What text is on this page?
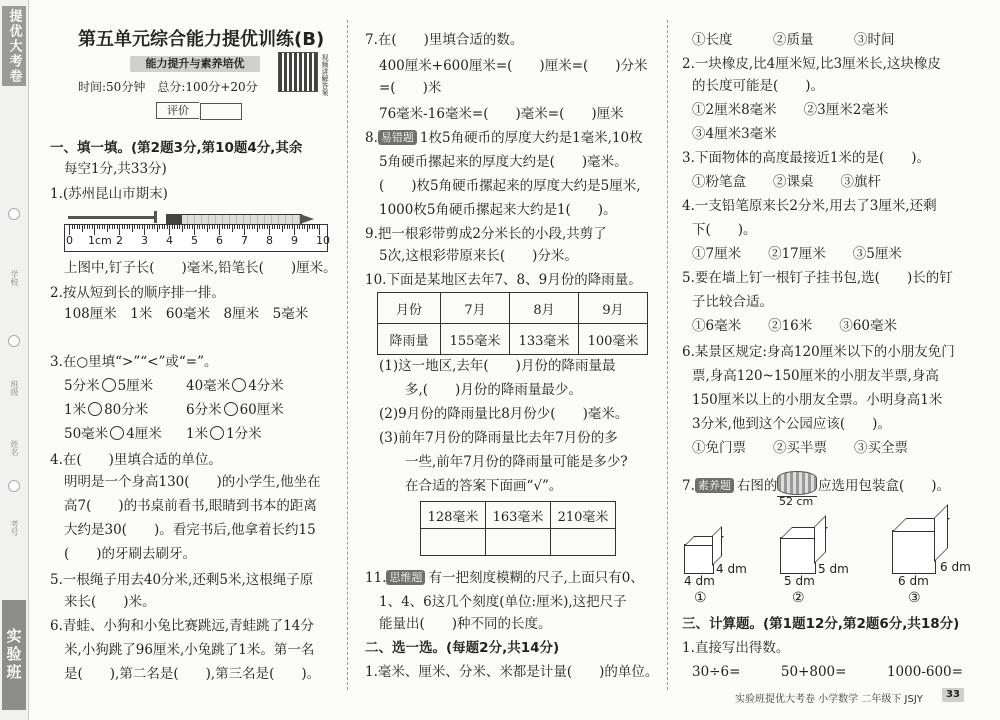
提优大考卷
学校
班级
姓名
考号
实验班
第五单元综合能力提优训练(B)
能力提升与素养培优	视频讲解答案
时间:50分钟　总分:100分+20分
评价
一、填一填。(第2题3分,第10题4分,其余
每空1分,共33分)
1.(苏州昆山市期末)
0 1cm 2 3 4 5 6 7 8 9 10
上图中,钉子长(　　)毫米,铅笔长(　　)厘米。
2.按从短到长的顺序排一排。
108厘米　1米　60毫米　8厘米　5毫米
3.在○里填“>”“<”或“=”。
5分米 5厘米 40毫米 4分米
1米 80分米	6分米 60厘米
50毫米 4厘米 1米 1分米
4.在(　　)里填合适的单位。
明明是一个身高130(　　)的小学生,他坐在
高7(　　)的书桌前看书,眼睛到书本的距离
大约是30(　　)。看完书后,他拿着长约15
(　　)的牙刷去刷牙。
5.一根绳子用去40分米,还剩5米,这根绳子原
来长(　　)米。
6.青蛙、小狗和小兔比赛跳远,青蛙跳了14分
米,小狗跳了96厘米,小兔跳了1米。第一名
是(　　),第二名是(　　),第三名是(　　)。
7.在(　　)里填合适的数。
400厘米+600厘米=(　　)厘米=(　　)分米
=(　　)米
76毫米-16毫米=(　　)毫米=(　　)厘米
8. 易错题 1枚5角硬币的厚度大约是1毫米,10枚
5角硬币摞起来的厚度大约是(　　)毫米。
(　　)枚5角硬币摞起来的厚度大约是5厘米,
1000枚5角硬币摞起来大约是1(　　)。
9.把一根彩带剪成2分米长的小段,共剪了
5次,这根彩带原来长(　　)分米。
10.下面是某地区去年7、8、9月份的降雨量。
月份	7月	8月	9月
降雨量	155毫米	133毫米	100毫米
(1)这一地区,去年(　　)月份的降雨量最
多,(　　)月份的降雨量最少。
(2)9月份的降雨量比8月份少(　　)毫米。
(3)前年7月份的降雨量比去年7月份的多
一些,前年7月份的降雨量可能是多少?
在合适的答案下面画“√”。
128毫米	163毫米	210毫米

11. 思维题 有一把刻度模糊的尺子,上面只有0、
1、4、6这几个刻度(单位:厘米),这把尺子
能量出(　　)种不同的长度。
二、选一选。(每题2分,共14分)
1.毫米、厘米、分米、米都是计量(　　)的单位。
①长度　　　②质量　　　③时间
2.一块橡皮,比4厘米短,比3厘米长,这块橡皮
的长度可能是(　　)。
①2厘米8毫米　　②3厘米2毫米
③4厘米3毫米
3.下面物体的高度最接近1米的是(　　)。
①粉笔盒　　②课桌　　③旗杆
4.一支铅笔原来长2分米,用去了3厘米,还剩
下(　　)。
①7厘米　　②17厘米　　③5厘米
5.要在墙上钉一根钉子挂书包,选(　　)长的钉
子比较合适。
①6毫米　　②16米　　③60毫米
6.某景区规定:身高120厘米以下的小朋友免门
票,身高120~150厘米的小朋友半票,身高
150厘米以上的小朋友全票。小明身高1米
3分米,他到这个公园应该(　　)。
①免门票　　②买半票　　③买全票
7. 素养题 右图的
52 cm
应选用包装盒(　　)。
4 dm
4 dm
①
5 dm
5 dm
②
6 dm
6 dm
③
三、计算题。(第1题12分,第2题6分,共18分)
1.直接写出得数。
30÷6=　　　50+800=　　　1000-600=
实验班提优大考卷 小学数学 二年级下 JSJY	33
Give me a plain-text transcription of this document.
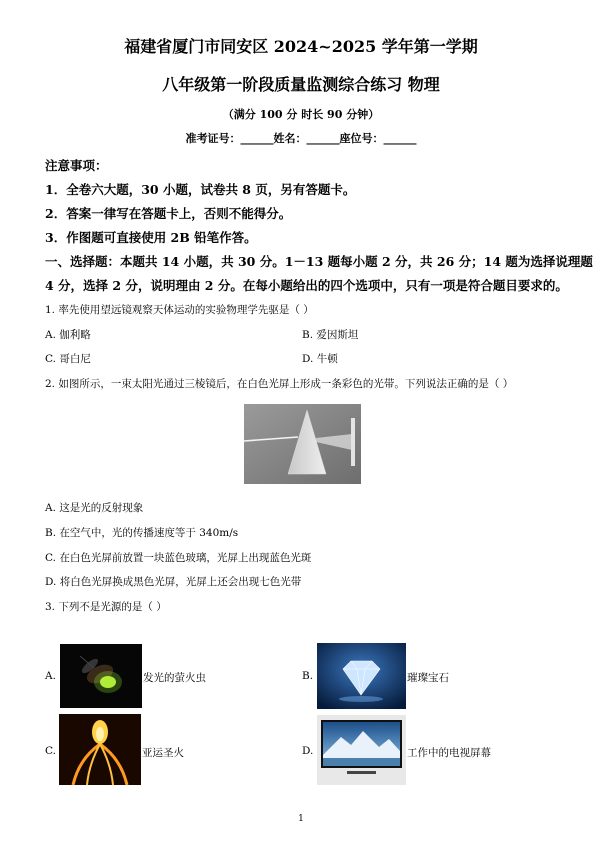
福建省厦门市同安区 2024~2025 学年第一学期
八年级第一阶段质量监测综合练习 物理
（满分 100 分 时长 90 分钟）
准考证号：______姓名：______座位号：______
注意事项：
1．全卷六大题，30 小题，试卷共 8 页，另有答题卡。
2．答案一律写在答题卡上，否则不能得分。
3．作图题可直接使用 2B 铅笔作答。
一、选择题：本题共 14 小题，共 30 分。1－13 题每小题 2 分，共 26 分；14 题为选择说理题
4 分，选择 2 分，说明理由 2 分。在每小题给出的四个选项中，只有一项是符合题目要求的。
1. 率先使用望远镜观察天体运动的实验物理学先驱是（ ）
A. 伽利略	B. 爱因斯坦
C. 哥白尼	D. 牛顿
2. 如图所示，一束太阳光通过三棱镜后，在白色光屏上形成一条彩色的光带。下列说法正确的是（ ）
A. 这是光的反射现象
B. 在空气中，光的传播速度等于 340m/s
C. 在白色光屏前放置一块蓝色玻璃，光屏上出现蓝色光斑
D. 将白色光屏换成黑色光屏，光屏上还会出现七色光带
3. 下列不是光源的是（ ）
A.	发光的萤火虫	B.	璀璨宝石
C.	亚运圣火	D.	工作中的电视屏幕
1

========================

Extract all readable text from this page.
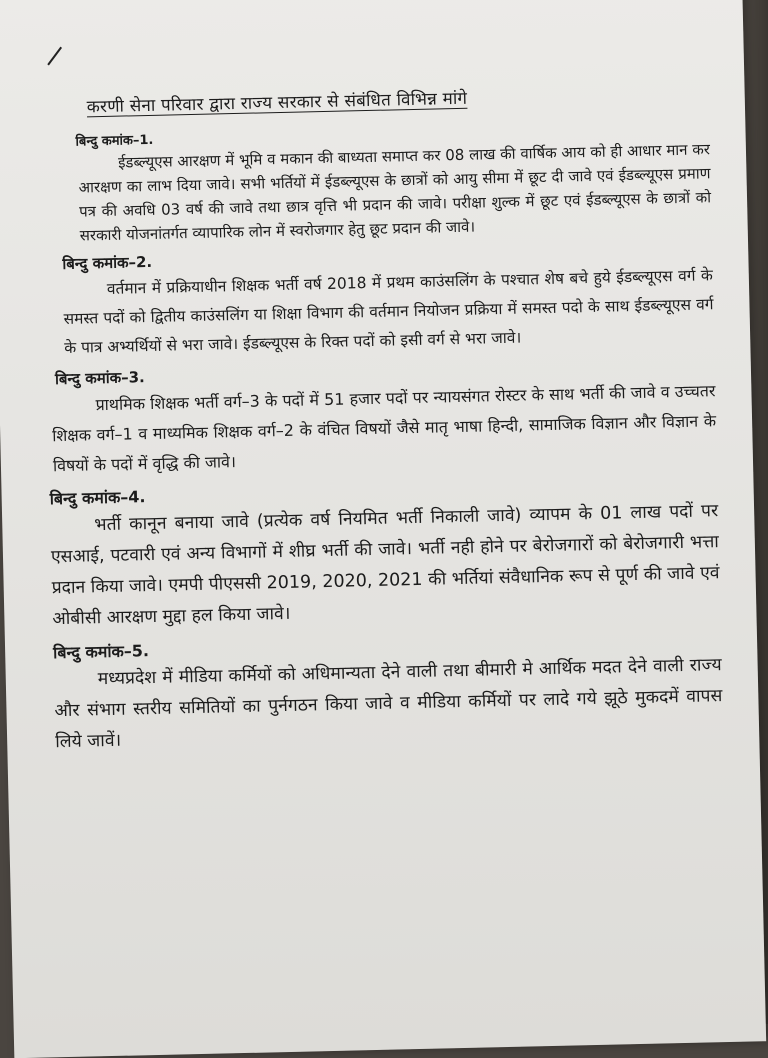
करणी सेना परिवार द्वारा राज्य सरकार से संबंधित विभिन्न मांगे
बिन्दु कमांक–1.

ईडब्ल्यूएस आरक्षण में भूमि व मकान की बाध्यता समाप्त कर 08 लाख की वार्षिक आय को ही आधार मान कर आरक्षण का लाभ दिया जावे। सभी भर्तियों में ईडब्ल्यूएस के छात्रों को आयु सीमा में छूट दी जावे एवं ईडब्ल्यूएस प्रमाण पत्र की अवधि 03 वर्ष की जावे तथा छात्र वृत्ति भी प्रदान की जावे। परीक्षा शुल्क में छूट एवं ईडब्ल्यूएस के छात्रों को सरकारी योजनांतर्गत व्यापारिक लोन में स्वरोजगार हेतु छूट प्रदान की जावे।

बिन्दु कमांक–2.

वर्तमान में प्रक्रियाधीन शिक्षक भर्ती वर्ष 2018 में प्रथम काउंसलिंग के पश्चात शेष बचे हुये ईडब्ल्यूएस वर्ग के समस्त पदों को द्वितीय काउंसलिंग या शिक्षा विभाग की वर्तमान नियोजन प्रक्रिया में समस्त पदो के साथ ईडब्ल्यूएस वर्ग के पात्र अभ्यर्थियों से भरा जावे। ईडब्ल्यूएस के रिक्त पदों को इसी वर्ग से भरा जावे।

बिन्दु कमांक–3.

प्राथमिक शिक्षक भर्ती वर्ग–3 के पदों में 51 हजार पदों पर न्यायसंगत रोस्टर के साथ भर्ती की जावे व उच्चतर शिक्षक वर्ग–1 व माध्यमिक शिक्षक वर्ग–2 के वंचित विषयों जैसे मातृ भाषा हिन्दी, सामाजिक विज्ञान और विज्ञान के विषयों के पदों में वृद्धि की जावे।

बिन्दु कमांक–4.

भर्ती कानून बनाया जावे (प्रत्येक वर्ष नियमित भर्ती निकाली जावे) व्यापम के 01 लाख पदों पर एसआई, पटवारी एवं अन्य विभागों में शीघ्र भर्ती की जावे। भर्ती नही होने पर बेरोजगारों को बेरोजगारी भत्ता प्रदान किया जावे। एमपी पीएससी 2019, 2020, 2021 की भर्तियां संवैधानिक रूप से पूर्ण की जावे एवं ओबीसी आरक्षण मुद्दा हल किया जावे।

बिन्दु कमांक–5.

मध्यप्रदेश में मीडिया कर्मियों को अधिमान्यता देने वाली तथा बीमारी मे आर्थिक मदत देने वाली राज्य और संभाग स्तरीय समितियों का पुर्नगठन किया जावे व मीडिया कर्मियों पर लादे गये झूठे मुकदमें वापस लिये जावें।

========================

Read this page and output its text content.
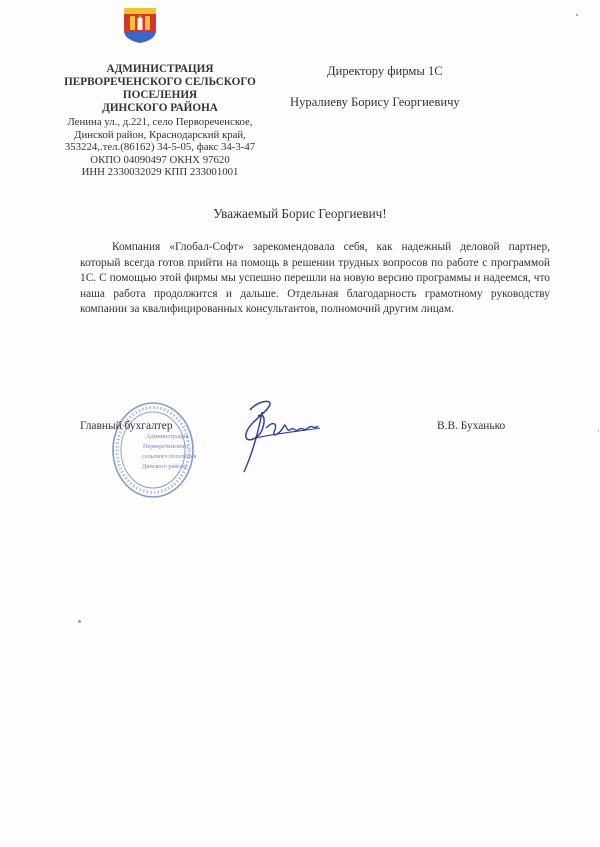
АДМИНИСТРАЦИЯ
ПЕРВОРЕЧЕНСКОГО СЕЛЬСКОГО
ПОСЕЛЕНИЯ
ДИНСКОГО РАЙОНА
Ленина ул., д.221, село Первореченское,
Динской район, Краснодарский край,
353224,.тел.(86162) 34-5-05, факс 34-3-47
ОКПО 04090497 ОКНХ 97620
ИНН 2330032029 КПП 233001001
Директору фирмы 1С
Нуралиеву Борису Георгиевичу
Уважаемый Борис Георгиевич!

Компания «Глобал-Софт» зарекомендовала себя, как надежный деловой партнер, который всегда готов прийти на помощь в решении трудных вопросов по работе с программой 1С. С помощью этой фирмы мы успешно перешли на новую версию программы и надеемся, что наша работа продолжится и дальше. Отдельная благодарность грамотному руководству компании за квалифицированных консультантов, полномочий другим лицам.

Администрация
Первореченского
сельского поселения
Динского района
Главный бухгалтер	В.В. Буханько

========================

Report every line in the data above in which the word "this" appears.

What text is on this page?
Give me a plain-text transcription of this document.
Extract all readable text from this page.
Read this page and output its text content.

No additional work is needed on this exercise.